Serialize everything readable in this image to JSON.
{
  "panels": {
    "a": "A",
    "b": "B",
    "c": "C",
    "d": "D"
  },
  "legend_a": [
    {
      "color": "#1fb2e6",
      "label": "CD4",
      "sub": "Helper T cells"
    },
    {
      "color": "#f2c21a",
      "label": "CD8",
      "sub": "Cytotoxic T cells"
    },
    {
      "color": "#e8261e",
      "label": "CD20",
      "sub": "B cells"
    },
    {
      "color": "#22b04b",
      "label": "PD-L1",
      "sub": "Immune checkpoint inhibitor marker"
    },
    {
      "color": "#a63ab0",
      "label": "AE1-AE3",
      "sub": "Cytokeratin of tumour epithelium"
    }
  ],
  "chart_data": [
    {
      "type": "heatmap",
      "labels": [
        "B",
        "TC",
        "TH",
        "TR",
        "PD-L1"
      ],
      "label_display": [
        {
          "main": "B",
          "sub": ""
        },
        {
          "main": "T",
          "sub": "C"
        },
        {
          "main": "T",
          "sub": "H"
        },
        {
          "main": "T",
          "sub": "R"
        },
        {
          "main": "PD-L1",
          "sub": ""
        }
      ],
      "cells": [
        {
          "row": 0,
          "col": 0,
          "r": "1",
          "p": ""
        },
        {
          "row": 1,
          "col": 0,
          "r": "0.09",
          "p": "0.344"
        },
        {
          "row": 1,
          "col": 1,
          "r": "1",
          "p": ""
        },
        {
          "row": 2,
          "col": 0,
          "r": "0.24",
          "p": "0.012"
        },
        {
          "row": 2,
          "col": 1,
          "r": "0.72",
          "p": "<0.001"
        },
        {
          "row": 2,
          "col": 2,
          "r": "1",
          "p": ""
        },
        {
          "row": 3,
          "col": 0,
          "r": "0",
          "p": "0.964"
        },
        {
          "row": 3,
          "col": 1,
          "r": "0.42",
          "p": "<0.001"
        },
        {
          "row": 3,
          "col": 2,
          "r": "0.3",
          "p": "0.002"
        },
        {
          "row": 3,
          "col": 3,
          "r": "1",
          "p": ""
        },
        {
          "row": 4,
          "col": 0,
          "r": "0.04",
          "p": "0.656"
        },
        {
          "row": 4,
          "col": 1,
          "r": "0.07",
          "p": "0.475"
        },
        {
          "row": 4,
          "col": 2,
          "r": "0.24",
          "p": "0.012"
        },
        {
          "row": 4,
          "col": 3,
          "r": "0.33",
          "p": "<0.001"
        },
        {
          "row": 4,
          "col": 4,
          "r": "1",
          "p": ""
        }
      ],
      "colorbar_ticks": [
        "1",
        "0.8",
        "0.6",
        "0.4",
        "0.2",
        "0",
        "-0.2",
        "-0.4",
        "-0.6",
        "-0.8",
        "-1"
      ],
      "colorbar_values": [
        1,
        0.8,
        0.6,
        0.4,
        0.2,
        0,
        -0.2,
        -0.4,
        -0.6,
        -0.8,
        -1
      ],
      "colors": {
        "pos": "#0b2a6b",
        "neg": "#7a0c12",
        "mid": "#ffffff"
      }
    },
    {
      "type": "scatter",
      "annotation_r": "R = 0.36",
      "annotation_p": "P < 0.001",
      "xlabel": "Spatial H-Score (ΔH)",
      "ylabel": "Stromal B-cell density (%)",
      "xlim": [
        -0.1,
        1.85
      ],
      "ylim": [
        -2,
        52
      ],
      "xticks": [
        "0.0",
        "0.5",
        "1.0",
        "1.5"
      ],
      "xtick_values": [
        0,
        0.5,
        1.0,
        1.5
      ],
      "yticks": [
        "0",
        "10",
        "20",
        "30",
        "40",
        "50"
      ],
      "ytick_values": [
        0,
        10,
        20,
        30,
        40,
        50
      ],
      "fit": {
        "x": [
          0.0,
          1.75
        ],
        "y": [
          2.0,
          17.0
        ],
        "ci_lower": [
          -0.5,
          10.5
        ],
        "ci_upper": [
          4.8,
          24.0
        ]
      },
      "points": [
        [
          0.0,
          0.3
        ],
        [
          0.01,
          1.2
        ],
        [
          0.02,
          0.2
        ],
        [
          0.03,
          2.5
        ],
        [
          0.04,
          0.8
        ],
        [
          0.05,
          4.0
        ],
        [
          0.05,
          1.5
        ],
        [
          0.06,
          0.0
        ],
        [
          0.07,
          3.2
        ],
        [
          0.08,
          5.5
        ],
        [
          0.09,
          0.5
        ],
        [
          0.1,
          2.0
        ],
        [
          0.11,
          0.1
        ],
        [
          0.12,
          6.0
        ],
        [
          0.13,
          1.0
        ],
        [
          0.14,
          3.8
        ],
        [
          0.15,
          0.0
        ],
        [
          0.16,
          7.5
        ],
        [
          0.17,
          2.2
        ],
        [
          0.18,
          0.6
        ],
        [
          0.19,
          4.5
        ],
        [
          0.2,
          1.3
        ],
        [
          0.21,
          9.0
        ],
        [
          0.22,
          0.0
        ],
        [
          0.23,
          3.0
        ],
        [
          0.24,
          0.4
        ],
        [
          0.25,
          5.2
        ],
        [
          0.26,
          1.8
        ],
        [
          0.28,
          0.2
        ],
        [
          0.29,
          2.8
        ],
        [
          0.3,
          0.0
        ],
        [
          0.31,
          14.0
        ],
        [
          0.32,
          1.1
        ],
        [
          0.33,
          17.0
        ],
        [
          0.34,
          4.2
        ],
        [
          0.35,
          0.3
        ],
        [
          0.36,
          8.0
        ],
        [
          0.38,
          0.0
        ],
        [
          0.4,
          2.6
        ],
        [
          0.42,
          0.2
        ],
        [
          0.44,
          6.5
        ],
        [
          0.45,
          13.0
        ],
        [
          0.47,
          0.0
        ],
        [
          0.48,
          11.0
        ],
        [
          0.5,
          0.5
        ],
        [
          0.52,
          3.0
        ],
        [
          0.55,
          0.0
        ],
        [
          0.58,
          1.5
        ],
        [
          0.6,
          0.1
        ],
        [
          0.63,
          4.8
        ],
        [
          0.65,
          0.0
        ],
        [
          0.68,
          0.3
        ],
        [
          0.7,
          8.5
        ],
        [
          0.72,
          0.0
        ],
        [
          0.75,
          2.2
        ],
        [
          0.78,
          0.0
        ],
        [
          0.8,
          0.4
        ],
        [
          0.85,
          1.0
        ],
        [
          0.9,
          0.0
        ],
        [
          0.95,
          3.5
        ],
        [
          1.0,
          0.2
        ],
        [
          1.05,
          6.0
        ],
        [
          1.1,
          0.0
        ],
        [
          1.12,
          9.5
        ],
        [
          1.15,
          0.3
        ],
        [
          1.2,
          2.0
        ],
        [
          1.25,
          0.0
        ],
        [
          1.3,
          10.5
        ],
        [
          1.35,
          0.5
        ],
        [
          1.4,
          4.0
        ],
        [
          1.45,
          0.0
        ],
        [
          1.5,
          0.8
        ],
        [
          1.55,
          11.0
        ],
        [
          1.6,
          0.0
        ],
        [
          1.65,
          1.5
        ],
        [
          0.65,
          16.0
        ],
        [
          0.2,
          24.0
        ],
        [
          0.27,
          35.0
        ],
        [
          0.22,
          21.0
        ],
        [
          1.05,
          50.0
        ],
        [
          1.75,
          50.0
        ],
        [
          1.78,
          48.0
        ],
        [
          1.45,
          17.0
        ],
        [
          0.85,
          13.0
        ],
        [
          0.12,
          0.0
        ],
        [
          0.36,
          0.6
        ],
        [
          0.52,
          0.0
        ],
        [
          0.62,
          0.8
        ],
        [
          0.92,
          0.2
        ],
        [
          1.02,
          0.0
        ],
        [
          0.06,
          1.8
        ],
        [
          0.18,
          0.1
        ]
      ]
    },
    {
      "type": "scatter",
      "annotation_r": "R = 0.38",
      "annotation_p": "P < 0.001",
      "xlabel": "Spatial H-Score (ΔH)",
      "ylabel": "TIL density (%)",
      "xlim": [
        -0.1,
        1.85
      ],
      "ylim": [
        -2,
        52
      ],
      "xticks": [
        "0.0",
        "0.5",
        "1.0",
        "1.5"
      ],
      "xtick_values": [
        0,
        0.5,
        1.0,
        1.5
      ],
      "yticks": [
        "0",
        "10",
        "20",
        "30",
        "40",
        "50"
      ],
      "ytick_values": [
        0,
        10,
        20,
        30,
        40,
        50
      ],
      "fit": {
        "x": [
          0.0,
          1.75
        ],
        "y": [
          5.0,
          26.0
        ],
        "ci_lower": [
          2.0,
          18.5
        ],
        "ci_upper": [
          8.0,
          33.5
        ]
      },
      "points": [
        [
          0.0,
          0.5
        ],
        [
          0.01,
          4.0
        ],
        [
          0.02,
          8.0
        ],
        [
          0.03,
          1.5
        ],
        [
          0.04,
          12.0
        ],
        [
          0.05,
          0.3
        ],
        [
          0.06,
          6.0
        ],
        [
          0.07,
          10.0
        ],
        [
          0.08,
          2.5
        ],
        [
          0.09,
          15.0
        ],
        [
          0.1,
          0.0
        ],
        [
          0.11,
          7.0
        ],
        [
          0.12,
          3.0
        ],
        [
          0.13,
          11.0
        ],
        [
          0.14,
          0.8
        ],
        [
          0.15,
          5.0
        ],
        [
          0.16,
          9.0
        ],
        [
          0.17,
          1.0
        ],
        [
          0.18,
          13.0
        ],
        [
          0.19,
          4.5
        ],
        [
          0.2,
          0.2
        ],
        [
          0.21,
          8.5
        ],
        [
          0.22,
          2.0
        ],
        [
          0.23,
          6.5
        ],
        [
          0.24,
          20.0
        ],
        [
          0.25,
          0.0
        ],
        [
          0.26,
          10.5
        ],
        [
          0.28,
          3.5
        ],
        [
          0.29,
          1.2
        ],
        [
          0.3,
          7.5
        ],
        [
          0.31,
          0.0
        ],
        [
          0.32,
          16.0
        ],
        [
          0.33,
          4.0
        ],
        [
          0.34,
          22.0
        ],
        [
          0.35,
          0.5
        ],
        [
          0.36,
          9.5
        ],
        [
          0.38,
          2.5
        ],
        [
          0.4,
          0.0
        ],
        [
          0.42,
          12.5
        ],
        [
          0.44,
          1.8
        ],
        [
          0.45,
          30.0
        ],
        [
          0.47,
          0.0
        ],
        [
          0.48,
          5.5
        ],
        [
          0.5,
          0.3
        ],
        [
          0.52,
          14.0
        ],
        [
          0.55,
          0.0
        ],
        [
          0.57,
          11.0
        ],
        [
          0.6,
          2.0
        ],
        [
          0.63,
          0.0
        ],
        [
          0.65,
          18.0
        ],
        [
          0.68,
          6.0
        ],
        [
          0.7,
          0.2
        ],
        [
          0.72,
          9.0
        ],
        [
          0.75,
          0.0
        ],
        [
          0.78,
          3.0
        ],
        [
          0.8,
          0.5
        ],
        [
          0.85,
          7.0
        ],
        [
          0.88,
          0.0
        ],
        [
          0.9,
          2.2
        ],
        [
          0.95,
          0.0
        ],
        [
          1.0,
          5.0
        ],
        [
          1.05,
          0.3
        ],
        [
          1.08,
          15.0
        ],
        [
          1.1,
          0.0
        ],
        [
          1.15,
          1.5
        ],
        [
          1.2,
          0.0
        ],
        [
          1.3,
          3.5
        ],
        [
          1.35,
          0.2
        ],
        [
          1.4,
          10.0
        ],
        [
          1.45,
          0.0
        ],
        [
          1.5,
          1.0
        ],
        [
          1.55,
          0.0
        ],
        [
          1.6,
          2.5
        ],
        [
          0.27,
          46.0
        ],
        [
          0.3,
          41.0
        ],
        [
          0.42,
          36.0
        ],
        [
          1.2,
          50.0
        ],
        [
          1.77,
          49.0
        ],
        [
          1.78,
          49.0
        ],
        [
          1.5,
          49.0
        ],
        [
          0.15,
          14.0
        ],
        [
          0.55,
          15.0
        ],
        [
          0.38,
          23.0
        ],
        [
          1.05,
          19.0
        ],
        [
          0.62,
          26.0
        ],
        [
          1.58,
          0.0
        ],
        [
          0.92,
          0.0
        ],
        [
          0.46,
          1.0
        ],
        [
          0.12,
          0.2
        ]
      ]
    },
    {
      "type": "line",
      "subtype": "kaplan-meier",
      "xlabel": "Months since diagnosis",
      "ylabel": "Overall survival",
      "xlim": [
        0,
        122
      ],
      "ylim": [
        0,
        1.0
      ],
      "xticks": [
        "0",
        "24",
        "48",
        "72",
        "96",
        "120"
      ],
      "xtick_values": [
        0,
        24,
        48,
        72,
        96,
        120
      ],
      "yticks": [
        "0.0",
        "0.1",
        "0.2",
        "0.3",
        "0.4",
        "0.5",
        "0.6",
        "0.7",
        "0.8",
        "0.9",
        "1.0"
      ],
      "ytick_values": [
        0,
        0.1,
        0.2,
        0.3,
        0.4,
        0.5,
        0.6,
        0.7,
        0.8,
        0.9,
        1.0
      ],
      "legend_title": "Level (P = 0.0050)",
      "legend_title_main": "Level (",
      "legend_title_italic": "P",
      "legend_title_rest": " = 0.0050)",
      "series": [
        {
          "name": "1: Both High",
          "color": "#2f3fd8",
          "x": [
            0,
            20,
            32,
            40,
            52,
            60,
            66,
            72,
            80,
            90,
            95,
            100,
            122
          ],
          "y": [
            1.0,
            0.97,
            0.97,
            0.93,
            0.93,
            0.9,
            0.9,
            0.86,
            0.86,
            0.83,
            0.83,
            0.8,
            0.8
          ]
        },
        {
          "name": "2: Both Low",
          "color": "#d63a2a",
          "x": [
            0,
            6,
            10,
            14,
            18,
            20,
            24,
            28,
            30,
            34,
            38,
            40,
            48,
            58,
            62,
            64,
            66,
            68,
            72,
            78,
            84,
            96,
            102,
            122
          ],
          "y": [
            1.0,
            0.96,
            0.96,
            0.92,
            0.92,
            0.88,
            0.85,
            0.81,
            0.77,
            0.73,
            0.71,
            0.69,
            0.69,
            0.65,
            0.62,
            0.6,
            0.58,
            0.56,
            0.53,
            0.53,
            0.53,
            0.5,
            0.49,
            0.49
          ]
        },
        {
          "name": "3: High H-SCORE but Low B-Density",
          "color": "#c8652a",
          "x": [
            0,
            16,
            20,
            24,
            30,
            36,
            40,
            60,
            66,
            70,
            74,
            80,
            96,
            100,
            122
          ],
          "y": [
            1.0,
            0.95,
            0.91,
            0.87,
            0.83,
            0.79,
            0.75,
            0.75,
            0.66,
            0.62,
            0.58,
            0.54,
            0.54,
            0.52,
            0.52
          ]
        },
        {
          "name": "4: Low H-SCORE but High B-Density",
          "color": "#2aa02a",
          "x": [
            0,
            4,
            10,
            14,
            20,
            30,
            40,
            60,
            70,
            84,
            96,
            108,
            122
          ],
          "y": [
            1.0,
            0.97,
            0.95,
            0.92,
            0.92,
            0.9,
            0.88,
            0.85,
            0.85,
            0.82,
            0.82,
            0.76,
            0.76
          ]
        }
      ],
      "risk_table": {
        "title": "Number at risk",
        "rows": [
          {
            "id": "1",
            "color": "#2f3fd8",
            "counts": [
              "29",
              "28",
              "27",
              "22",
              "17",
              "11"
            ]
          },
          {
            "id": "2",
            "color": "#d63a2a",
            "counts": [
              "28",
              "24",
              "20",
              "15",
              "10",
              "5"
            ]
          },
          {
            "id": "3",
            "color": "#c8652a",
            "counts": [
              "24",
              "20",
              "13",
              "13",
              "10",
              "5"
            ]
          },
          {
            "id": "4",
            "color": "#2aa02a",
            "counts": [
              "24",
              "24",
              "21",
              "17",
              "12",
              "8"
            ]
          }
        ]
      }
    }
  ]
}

- - - -

Wherever the word "ylabel" appears in a line of the data above, copy that line.

RESPONSE AREA
      "ylabel": "Stromal B-cell density (%)",
      "ylabel": "TIL density (%)",
      "ylabel": "Overall survival",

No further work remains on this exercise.